Shafaq News / The American Wall Street Journal (WSJ) Newspaper considered that the task of Iraqi Prime Minister Mustafa Al-Kadhimi lies in balancing between two opposing powers, the United States and Iran, and maintaining the "steering" of Iraq away from the possibility of turning into a battleground between them.
The American newspaper said in a report today, that The U.S. and Iran, adversaries across the Middle East, have quietly coalesced behind an Iraqi politician both see as critical to preventing further chaos in his country.
Mustafa al-Kadhimi, sworn in as prime minister this month with nods from both Tehran and Washington, is stepping in between two nations that have repeatedly clashed in Iraq. These tensions flared violently in January with the killing of Iran’s Maj. Gen. Qassem Soleimani in a U.S. military strike on his convoy in Baghdad, followed by Iranian reprisal strikes...
"Within days of taking office, he ordered the raid on a small militia that killed a demonstrator in the southern city of Basra, in a move seen as a sign of his intention to curtail the more powerful factions linked to Iran,"

## Problem 1:
Duplicate the passage of the article on Mustafa al-Kadhimi from "Mustafa al-Kadhimi, sworn" to "Iranian reprisal strikes...".
## Problem 2:
In the article on Mustafa al-Kadhimi, in which city was Qassem Soleimani's convoy struck?
## Problem 3:
Write the next part of the article on Mustafa al-Kadhimi, picking up from its final line.
The items that come next are separate material and have no connection to the article on Mustafa al-Kadhimi.

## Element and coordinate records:

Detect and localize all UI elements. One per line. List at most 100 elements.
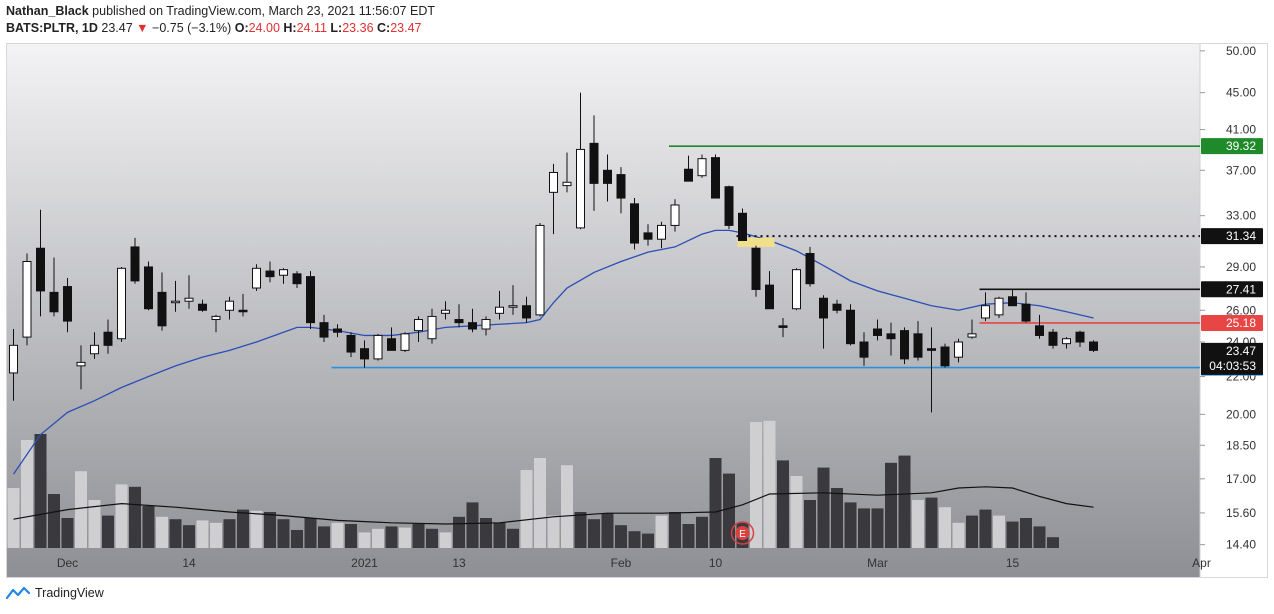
candle-body-down <box>144 266 153 310</box>
candle-body-down <box>238 309 248 313</box>
volume-moving-average-line <box>13 486 1094 525</box>
plot-background <box>6 43 1200 578</box>
candle-body-up <box>994 297 1004 316</box>
footer-brand[interactable]: TradingView <box>6 586 104 600</box>
candle <box>886 322 896 356</box>
candle-body-down <box>873 328 882 336</box>
candle <box>643 224 653 246</box>
candle <box>1075 330 1085 348</box>
volume-bar <box>142 506 155 548</box>
volume-bar <box>723 473 735 548</box>
price-badge <box>1201 138 1263 155</box>
candle-body-down <box>846 309 855 345</box>
volume-bar <box>1033 526 1046 548</box>
y-tick-label: 26.00 <box>1226 303 1256 317</box>
candle <box>994 296 1004 318</box>
volume-bar <box>34 434 47 548</box>
volume-bar <box>615 525 627 548</box>
event-marker-icon[interactable] <box>730 521 755 545</box>
volume-bar <box>412 524 425 548</box>
candle <box>225 296 234 320</box>
candle-body-down <box>36 247 45 292</box>
author-name[interactable]: Nathan_Black <box>6 4 89 18</box>
price-badge-label: 31.34 <box>1226 229 1256 243</box>
candle <box>522 296 531 323</box>
volume-bar <box>588 519 600 548</box>
candle <box>211 314 221 333</box>
candle <box>778 317 788 338</box>
volume-bar <box>115 484 128 548</box>
volume-bar <box>453 516 465 548</box>
candle-body-up <box>981 305 990 319</box>
volume-bar <box>7 488 20 548</box>
candle <box>576 92 585 230</box>
candle-body-up <box>211 315 221 321</box>
candle <box>697 154 707 178</box>
price-chart[interactable]: E 50.0045.0041.0037.0033.0029.0026.0024.… <box>6 43 1268 578</box>
candle <box>738 208 747 241</box>
candle <box>1021 292 1031 323</box>
candle-body-down <box>724 186 734 226</box>
volume-bar <box>696 516 708 548</box>
candle <box>157 272 167 331</box>
volume-bar <box>372 528 384 548</box>
candle <box>832 299 842 314</box>
price-badge <box>1201 314 1263 331</box>
candle-body-up <box>400 333 410 351</box>
candle <box>36 209 45 317</box>
volume-bar <box>264 512 276 548</box>
candle-body-down <box>1008 296 1017 307</box>
volume-bar <box>871 508 884 548</box>
candle <box>1048 329 1058 349</box>
volume-bar <box>223 519 236 548</box>
volume-bar <box>331 522 344 548</box>
footer-brand-text: TradingView <box>35 586 104 600</box>
candle-body-down <box>684 168 693 182</box>
candle <box>346 332 356 358</box>
candle <box>670 199 680 232</box>
open-label: O: <box>234 21 249 35</box>
high-value: 24.11 <box>296 21 327 35</box>
candle-body-down <box>454 319 464 324</box>
candle-body-up <box>184 297 194 302</box>
candle-body-up <box>279 269 288 276</box>
candle <box>1008 289 1017 307</box>
candle-body-down <box>616 174 626 199</box>
candle-body-up <box>9 344 18 374</box>
x-tick-label: 10 <box>709 556 723 570</box>
candle-body-up <box>967 333 977 338</box>
candle-body-down <box>630 203 639 244</box>
volume-bar <box>1006 521 1019 548</box>
candle-body-down <box>157 291 167 327</box>
candle-body-down <box>63 286 72 322</box>
candle-body-up <box>252 267 261 289</box>
volume-bar <box>898 455 911 548</box>
candle <box>940 343 950 368</box>
candle <box>9 329 18 401</box>
volume-bar <box>547 515 560 548</box>
volume-bar <box>358 532 371 548</box>
candle <box>117 266 126 343</box>
candle <box>805 246 815 287</box>
candle-body-up <box>549 171 558 193</box>
volume-bar <box>480 518 492 548</box>
price-badge <box>1201 228 1263 245</box>
candle-body-down <box>306 276 315 324</box>
low-value: 23.36 <box>342 21 374 35</box>
volume-bar <box>237 509 249 548</box>
x-tick-label: Feb <box>611 556 632 570</box>
candle-body-down <box>198 303 207 311</box>
chart-area[interactable]: E 50.00 45.00 41.00 37.00 33.00 29.00 26.00 24.… <box>6 43 1268 578</box>
volume-bar <box>844 502 857 548</box>
candle <box>630 198 639 250</box>
candle <box>373 333 383 361</box>
tradingview-logo-icon <box>6 586 30 600</box>
down-arrow-icon: ▼ <box>136 21 149 35</box>
candle <box>1062 337 1071 349</box>
candle-body-up <box>481 319 491 330</box>
candle <box>954 338 963 363</box>
y-tick-label: 14.40 <box>1226 538 1256 552</box>
candle <box>846 304 855 346</box>
volume-bar <box>183 525 195 548</box>
y-tick-label: 17.00 <box>1226 472 1256 486</box>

## Expected answer 1:
Mustafa al-Kadhimi, sworn in as prime minister this month with nods from both Tehran and Washington, is stepping in between two nations that have repeatedly clashed in Iraq. These tensions flared violently in January with the killing of Iran’s Maj. Gen. Qassem Soleimani in a U.S. military strike on his convoy in Baghdad, followed by Iranian reprisal strikes...

## Expected answer 2:
Baghdad

## Expected answer 3:
"Days later, in a clear step to reassure these Iranian-backed paramilitary groups, he visited their headquarters and praised their role in the war against ISIS," according to the newspaper's vision.
The newspaper quotes Ghaleb Al-Shabandar, an Iraqi political analyst who knows Al-Kadhimi since he was a teenager, saying: “He (Al-Kadhimi) makes friends, even with his enemies.”
Al-Kadhimi's supporters hope that he can maintain the fragile balance in order to put Iraq on a better track, after the country emerged from the war against ISIS and is currently struggling with the pressure of low oil prices.
WSJ noted that the challenges facing Al-Kadhimi are enormous, despite the decline in popular protests that forced his predecessor to resign, but the public anger is greater than ever.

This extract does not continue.